— WHAT TO PRODUCE —
Scan the records below for lines with the word "Growth", then state how many you find and nothing else.

— DATA ROWS —
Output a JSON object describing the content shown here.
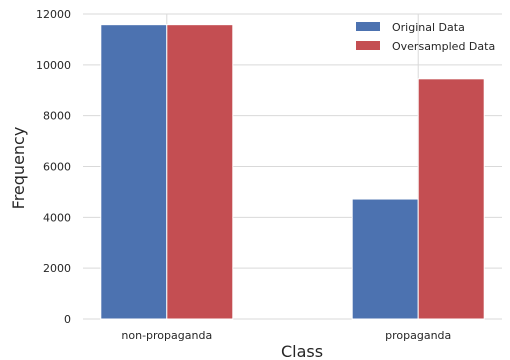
{
  "chart_data": {
    "type": "bar",
    "title": "",
    "xlabel": "Class",
    "ylabel": "Frequency",
    "categories": [
      "non-propaganda",
      "propaganda"
    ],
    "series": [
      {
        "name": "Original Data",
        "color": "#4c72b0",
        "values": [
          11580,
          4720
        ]
      },
      {
        "name": "Oversampled Data",
        "color": "#c44e52",
        "values": [
          11580,
          9450
        ]
      }
    ],
    "ylim": [
      0,
      12000
    ],
    "yticks": [
      0,
      2000,
      4000,
      6000,
      8000,
      10000,
      12000
    ],
    "grid": true,
    "legend": "top-right"
  }
}
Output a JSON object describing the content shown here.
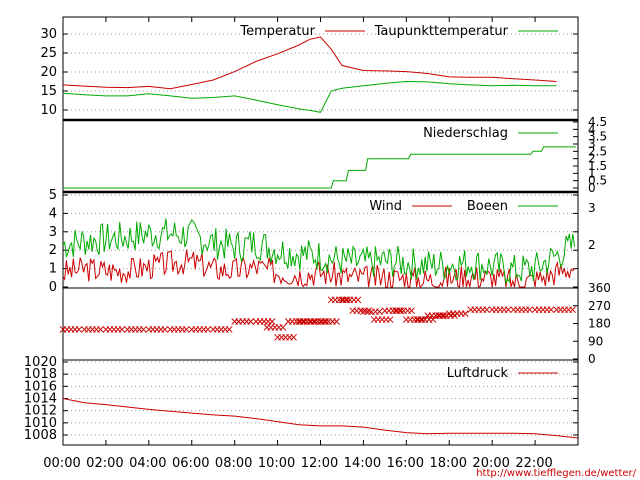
{
  "chart_data": [
    {
      "type": "line",
      "panel": "temperature",
      "ylim": [
        7.5,
        32
      ],
      "yticks": [
        "10",
        "15",
        "20",
        "25",
        "30"
      ],
      "grid": true,
      "legend_position": "top",
      "series": [
        {
          "name": "Temperatur",
          "color": "#cc0000",
          "x": [
            0,
            1,
            2,
            3,
            4,
            5,
            6,
            7,
            8,
            9,
            10,
            11,
            11.5,
            12,
            12.5,
            13,
            14,
            15,
            16,
            17,
            18,
            19,
            20,
            21,
            22,
            23
          ],
          "values": [
            16.6,
            16.3,
            16.0,
            15.9,
            16.2,
            15.6,
            16.7,
            17.9,
            20.1,
            22.8,
            24.8,
            27.1,
            28.6,
            29.2,
            26.0,
            21.7,
            20.4,
            20.3,
            20.1,
            19.6,
            18.7,
            18.6,
            18.6,
            18.2,
            17.9,
            17.5
          ]
        },
        {
          "name": "Taupunkttemperatur",
          "color": "#00aa00",
          "x": [
            0,
            1,
            2,
            3,
            4,
            5,
            6,
            7,
            8,
            9,
            10,
            11,
            11.5,
            12,
            12.5,
            13,
            14,
            15,
            16,
            17,
            18,
            19,
            20,
            21,
            22,
            23
          ],
          "values": [
            14.4,
            14.0,
            13.7,
            13.7,
            14.3,
            13.7,
            13.1,
            13.3,
            13.7,
            12.6,
            11.4,
            10.3,
            9.9,
            9.4,
            15.0,
            15.7,
            16.4,
            17.0,
            17.5,
            17.4,
            16.9,
            16.6,
            16.4,
            16.5,
            16.4,
            16.4
          ]
        }
      ]
    },
    {
      "type": "line",
      "panel": "precipitation",
      "ylim": [
        0,
        4.5
      ],
      "yticks": [
        "0",
        "0.5",
        "1",
        "1.5",
        "2",
        "2.5",
        "3",
        "3.5",
        "4",
        "4.5"
      ],
      "legend_position": "top",
      "series": [
        {
          "name": "Niederschlag",
          "color": "#00aa00",
          "x": [
            0,
            12.1,
            12.5,
            12.6,
            13.2,
            13.3,
            14.1,
            14.2,
            16.1,
            16.2,
            21.8,
            21.9,
            22.3,
            22.4,
            23.9
          ],
          "values": [
            0,
            0,
            0,
            0.5,
            0.5,
            1.2,
            1.2,
            2.0,
            2.0,
            2.3,
            2.3,
            2.5,
            2.5,
            2.8,
            2.8
          ]
        }
      ]
    },
    {
      "type": "line",
      "panel": "wind",
      "ylim": [
        0,
        5
      ],
      "yticks": [
        "0",
        "1",
        "2",
        "3",
        "4",
        "5"
      ],
      "y2ticks": [
        "2",
        "3"
      ],
      "grid": true,
      "legend_position": "top",
      "series": [
        {
          "name": "Wind",
          "color": "#cc0000",
          "x": [
            0,
            1,
            2,
            3,
            4,
            5,
            6,
            7,
            8,
            9,
            10,
            11,
            12,
            13,
            14,
            15,
            16,
            17,
            18,
            19,
            20,
            21,
            22,
            23
          ],
          "values": [
            0.8,
            1.0,
            0.9,
            0.9,
            1.1,
            1.3,
            1.4,
            1.0,
            0.9,
            1.1,
            0.8,
            0.7,
            0.8,
            0.6,
            0.5,
            0.5,
            0.5,
            0.4,
            0.5,
            0.6,
            0.5,
            0.3,
            0.4,
            0.8
          ]
        },
        {
          "name": "Boeen",
          "color": "#00aa00",
          "x": [
            0,
            1,
            2,
            3,
            4,
            5,
            6,
            7,
            8,
            9,
            10,
            11,
            12,
            13,
            14,
            15,
            16,
            17,
            18,
            19,
            20,
            21,
            22,
            23
          ],
          "values": [
            2.3,
            2.5,
            2.6,
            2.7,
            2.9,
            2.9,
            2.8,
            2.4,
            2.2,
            2.4,
            2.0,
            1.8,
            1.7,
            1.4,
            1.3,
            1.4,
            1.3,
            1.2,
            1.2,
            1.3,
            1.1,
            0.9,
            1.0,
            1.7
          ]
        }
      ]
    },
    {
      "type": "scatter",
      "panel": "wind-direction",
      "ylim": [
        0,
        360
      ],
      "y2ticks": [
        "0",
        "90",
        "180",
        "270",
        "360"
      ],
      "series": [
        {
          "name": "",
          "color": "#cc0000",
          "x": [
            0,
            1,
            2,
            3,
            4,
            5,
            6,
            7,
            8,
            9,
            9.5,
            10,
            10.5,
            11,
            11.5,
            12,
            12.5,
            13,
            13.5,
            14,
            14.5,
            15,
            15.5,
            16,
            16.5,
            17,
            17.5,
            18,
            19,
            20,
            21,
            22,
            23
          ],
          "values": [
            150,
            150,
            150,
            150,
            150,
            150,
            150,
            150,
            190,
            190,
            160,
            110,
            190,
            190,
            190,
            190,
            300,
            300,
            245,
            240,
            200,
            245,
            245,
            200,
            200,
            220,
            220,
            230,
            250,
            250,
            250,
            250,
            250
          ]
        }
      ]
    },
    {
      "type": "line",
      "panel": "pressure",
      "ylim": [
        1006,
        1020
      ],
      "yticks": [
        "1008",
        "1010",
        "1012",
        "1014",
        "1016",
        "1018",
        "1020"
      ],
      "grid": true,
      "legend_position": "top",
      "series": [
        {
          "name": "Luftdruck",
          "color": "#cc0000",
          "x": [
            0,
            1,
            2,
            3,
            4,
            5,
            6,
            7,
            8,
            9,
            10,
            11,
            12,
            13,
            14,
            15,
            16,
            17,
            18,
            19,
            20,
            21,
            22,
            23,
            24
          ],
          "values": [
            1014.0,
            1013.3,
            1013.0,
            1012.6,
            1012.2,
            1011.9,
            1011.6,
            1011.3,
            1011.1,
            1010.7,
            1010.2,
            1009.7,
            1009.5,
            1009.5,
            1009.3,
            1008.8,
            1008.4,
            1008.2,
            1008.3,
            1008.3,
            1008.3,
            1008.3,
            1008.2,
            1007.9,
            1007.5
          ]
        }
      ]
    }
  ],
  "xticks": [
    "00:00",
    "02:00",
    "04:00",
    "06:00",
    "08:00",
    "10:00",
    "12:00",
    "14:00",
    "16:00",
    "18:00",
    "20:00",
    "22:00"
  ],
  "source_url": "http://www.tiefflegen.de/wetter/"
}
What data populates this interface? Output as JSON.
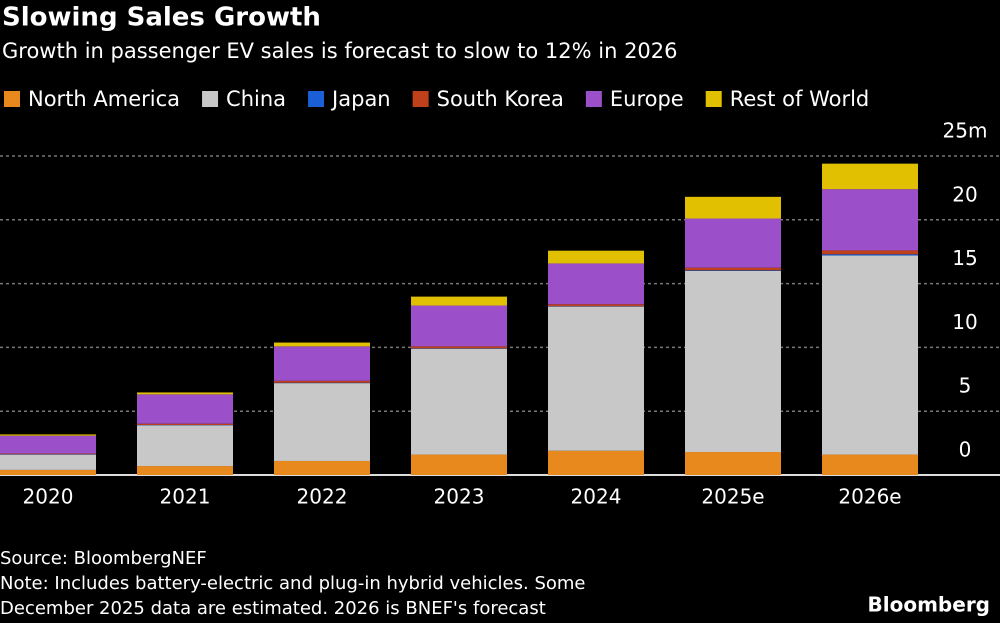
{
  "chart_data": {
    "type": "stacked_bar",
    "title": "Slowing Sales Growth",
    "subtitle": "Growth in passenger EV sales is forecast to slow to 12% in 2026",
    "categories": [
      "2020",
      "2021",
      "2022",
      "2023",
      "2024",
      "2025e",
      "2026e"
    ],
    "series": [
      {
        "name": "North America",
        "color": "#e8891d",
        "values": [
          0.4,
          0.7,
          1.1,
          1.6,
          1.9,
          1.8,
          1.6
        ]
      },
      {
        "name": "China",
        "color": "#c8c8c8",
        "values": [
          1.2,
          3.2,
          6.1,
          8.3,
          11.3,
          14.2,
          15.6
        ]
      },
      {
        "name": "Japan",
        "color": "#1a5fd6",
        "values": [
          0.03,
          0.02,
          0.03,
          0.03,
          0.03,
          0.05,
          0.1
        ]
      },
      {
        "name": "South Korea",
        "color": "#c0401c",
        "values": [
          0.05,
          0.1,
          0.15,
          0.15,
          0.15,
          0.2,
          0.3
        ]
      },
      {
        "name": "Europe",
        "color": "#9b4fc9",
        "values": [
          1.4,
          2.3,
          2.7,
          3.2,
          3.2,
          3.85,
          4.8
        ]
      },
      {
        "name": "Rest of World",
        "color": "#e0c000",
        "values": [
          0.1,
          0.15,
          0.3,
          0.7,
          1.0,
          1.7,
          2.0
        ]
      }
    ],
    "ylim": [
      0,
      25
    ],
    "yticks": [
      0,
      5,
      10,
      15,
      20,
      {
        "value": 25,
        "label": "25m"
      }
    ],
    "grid": true,
    "legend": "top-left",
    "notes": [
      "Source: BloombergNEF",
      "Note: Includes battery-electric and plug-in hybrid vehicles. Some",
      "December 2025 data are estimated. 2026 is BNEF's forecast"
    ],
    "brand": "Bloomberg"
  }
}
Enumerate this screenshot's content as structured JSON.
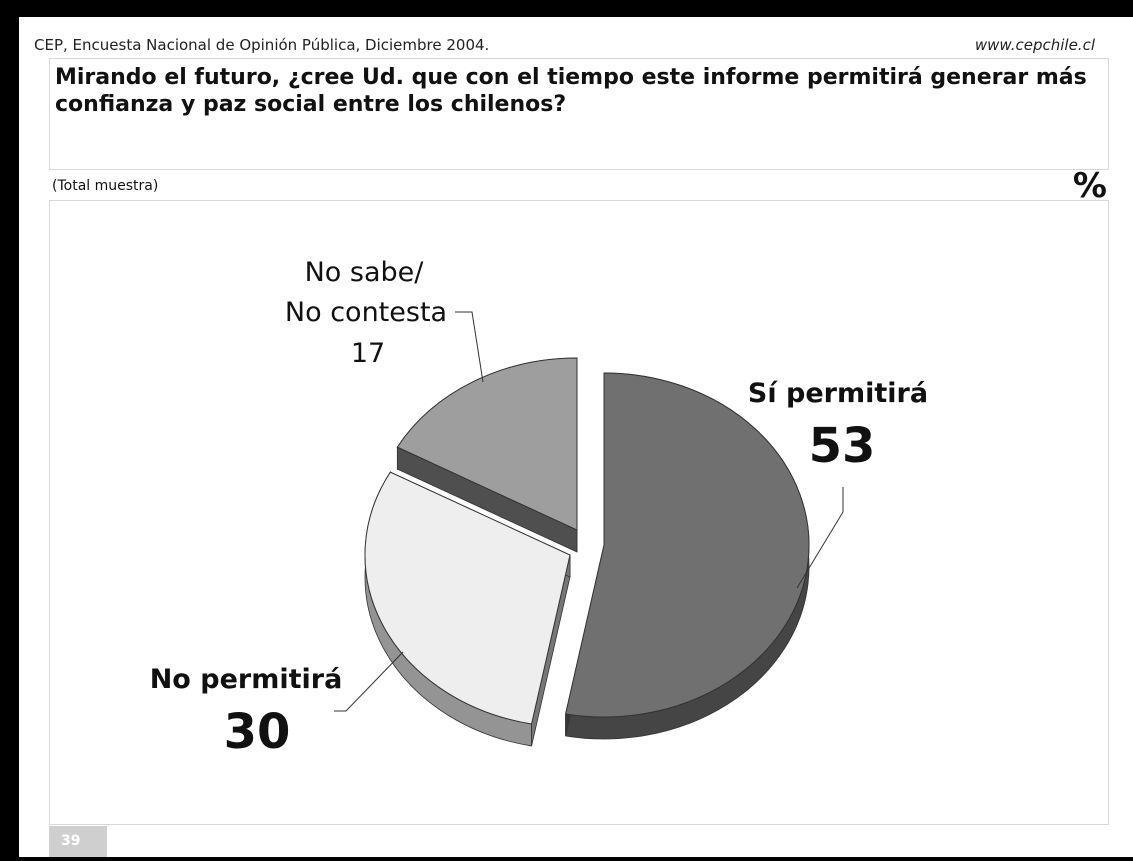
{
  "header": {
    "source": "CEP, Encuesta Nacional de Opinión Pública, Diciembre 2004.",
    "url": "www.cepchile.cl"
  },
  "question": "Mirando el futuro, ¿cree Ud. que con el tiempo este informe permitirá generar más confianza y paz social entre los chilenos?",
  "sample_note": "(Total muestra)",
  "percent_sign": "%",
  "page_number": "39",
  "colors": {
    "si_permitira": "#707070",
    "no_permitira": "#eeeeee",
    "no_sabe": "#9e9e9e"
  },
  "chart_data": {
    "type": "pie",
    "style": "3d-exploded",
    "slices": [
      {
        "label": "Sí permitirá",
        "value": 53
      },
      {
        "label": "No permitirá",
        "value": 30
      },
      {
        "label": "No sabe/ No contesta",
        "value": 17
      }
    ]
  },
  "labels": {
    "si_permitira": "Sí permitirá",
    "si_value": "53",
    "no_permitira": "No permitirá",
    "no_value": "30",
    "nosabe_line1": "No sabe/",
    "nosabe_line2": "No contesta",
    "nosabe_value": "17"
  }
}
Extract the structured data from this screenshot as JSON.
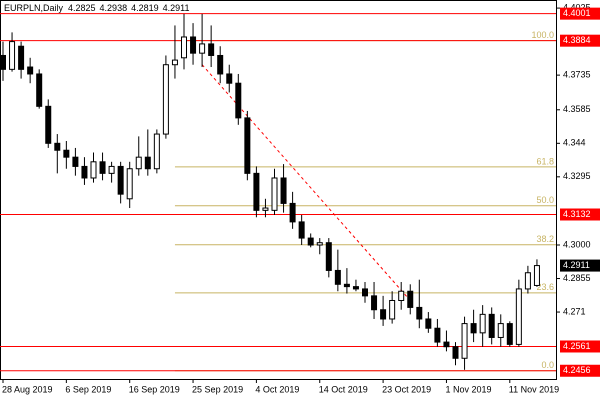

— CORRECT RESPONSE —
2